◆ Stated exercise: Give only the number of lines that hold the word "manufacturing".
— START OF Records shown —
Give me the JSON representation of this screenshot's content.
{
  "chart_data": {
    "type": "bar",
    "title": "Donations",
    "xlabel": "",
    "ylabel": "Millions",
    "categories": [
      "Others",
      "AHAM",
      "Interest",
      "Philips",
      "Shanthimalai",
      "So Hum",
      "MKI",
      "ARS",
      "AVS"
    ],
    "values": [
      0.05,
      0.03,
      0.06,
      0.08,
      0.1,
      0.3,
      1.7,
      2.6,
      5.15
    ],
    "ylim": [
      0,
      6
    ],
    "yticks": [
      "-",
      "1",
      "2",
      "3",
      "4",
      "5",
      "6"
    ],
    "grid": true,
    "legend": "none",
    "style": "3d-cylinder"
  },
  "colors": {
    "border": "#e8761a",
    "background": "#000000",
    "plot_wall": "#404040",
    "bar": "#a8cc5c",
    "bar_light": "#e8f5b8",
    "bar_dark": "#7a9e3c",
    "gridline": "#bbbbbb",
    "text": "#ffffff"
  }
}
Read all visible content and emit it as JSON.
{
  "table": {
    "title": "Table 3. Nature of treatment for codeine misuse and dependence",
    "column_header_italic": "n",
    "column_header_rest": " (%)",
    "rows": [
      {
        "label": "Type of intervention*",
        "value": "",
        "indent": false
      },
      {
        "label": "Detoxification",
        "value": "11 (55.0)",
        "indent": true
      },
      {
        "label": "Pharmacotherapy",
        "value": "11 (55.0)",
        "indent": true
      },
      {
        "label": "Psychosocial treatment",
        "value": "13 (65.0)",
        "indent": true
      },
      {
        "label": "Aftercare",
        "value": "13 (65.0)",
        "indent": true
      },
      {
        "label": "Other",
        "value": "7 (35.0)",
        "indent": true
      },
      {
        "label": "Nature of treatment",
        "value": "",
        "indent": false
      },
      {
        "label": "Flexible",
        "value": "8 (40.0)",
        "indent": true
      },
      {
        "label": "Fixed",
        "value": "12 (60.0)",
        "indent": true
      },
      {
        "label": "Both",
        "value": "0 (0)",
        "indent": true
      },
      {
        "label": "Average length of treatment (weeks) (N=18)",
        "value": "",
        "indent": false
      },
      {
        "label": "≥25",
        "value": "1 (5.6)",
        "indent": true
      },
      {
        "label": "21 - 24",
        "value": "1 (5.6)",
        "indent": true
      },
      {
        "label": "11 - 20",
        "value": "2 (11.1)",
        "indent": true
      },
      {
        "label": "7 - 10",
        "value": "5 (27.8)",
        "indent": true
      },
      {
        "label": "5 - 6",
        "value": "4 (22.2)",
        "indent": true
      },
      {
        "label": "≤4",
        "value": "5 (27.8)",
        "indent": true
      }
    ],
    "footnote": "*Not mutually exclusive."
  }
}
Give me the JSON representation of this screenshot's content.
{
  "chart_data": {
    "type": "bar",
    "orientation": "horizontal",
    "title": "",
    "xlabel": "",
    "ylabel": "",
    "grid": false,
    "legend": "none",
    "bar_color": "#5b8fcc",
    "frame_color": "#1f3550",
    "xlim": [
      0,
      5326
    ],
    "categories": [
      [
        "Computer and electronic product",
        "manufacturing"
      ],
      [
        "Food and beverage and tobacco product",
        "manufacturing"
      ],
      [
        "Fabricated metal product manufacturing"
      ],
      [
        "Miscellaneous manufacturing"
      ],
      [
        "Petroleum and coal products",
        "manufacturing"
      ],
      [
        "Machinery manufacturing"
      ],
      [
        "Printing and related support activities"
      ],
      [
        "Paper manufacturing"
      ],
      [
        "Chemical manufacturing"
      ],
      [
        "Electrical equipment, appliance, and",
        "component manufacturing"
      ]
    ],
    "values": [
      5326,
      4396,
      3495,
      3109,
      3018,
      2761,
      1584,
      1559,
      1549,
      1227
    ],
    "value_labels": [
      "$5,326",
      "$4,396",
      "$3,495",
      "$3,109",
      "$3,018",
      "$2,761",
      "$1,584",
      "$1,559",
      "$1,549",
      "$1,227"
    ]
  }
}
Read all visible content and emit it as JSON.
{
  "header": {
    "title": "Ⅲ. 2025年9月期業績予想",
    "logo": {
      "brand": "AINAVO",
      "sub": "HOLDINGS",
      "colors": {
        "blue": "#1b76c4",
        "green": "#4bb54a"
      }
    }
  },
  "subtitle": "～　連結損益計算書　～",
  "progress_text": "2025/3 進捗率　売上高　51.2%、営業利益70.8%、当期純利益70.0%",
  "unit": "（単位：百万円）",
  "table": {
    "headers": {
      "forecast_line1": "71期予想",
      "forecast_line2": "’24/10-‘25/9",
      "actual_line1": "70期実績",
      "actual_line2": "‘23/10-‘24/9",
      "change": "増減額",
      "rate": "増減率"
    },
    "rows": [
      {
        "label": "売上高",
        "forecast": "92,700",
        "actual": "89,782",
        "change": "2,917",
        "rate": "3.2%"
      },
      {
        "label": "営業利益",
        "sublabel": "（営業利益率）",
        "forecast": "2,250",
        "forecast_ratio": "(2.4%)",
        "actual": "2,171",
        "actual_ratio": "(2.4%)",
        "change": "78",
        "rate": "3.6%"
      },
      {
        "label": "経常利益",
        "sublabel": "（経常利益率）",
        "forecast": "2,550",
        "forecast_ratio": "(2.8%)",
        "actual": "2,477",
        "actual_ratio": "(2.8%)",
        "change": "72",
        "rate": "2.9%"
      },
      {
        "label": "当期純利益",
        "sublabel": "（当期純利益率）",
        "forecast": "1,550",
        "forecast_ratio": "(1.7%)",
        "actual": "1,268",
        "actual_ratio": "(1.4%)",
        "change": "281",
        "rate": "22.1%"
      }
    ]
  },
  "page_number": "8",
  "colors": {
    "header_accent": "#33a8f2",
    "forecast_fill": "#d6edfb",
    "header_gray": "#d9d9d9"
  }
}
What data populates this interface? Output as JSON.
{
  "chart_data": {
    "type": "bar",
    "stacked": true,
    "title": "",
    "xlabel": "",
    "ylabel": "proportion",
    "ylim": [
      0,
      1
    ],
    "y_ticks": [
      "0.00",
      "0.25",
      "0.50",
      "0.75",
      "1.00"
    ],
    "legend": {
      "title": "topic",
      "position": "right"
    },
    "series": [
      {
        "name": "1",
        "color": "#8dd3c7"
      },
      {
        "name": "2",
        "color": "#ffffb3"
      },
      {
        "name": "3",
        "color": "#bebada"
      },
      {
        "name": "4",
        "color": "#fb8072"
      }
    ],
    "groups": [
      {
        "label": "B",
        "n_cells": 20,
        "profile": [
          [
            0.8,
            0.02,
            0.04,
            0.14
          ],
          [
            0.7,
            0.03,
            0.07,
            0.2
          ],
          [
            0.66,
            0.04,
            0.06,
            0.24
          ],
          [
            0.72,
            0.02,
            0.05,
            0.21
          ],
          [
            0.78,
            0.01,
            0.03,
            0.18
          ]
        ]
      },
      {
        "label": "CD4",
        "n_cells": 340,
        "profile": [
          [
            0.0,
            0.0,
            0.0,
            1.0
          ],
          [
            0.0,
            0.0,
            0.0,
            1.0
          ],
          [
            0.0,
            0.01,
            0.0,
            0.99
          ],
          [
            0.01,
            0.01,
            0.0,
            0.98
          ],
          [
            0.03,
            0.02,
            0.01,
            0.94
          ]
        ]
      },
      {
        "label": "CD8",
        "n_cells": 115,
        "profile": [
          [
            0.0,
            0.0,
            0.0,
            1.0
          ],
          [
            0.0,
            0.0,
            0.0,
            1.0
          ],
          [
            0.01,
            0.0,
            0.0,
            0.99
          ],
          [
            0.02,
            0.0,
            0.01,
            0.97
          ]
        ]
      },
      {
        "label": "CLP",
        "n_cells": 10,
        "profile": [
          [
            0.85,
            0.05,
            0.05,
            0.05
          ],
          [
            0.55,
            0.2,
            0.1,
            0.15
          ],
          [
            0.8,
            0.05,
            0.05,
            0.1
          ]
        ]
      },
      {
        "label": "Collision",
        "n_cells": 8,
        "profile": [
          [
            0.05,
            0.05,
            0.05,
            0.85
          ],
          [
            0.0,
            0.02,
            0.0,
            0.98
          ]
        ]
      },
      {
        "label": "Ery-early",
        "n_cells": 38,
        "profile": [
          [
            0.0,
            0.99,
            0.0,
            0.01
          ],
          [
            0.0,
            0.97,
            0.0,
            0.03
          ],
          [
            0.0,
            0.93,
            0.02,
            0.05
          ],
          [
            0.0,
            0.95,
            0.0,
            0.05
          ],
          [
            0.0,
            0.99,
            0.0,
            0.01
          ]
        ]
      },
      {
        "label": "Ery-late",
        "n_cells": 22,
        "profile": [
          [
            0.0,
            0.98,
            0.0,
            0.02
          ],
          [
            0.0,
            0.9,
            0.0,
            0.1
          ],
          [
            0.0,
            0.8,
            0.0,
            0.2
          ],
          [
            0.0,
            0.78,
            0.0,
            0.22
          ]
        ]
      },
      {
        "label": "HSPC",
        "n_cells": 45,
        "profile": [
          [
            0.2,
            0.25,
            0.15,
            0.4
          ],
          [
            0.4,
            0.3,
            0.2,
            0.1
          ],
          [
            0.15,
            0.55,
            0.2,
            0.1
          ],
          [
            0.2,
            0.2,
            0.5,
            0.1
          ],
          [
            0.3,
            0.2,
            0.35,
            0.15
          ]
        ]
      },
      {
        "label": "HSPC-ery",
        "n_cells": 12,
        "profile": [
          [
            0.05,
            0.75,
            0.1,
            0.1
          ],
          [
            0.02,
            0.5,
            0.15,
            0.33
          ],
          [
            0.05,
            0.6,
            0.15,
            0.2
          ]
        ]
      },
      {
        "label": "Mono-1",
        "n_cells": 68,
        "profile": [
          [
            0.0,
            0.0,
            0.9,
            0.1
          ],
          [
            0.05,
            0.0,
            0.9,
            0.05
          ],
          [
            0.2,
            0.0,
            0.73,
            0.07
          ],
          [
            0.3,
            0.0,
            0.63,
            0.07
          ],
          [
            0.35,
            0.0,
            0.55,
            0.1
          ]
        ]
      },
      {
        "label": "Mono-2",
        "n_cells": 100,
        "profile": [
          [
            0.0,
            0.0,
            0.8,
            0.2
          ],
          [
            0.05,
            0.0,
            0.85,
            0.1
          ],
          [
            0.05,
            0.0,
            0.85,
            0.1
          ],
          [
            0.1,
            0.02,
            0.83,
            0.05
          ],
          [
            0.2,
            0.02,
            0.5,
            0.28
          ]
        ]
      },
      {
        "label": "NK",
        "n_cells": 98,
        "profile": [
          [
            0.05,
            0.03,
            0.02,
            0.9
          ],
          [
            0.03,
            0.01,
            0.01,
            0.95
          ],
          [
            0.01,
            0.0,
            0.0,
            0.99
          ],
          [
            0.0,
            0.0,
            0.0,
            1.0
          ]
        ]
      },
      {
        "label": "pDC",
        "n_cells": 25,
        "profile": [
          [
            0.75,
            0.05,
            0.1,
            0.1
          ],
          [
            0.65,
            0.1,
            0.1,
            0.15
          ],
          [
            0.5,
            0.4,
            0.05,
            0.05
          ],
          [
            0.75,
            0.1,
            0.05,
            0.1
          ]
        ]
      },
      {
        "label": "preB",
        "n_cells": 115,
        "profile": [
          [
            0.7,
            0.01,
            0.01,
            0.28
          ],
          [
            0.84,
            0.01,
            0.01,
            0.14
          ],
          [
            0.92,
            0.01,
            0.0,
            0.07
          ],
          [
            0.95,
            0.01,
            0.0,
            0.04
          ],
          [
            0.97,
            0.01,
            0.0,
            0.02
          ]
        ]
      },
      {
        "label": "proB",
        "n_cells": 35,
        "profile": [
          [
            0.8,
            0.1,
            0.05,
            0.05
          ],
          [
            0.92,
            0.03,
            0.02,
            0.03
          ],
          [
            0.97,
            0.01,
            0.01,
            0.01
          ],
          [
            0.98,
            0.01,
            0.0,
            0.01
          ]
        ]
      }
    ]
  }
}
— END OF Records shown —
◆ Answer: 9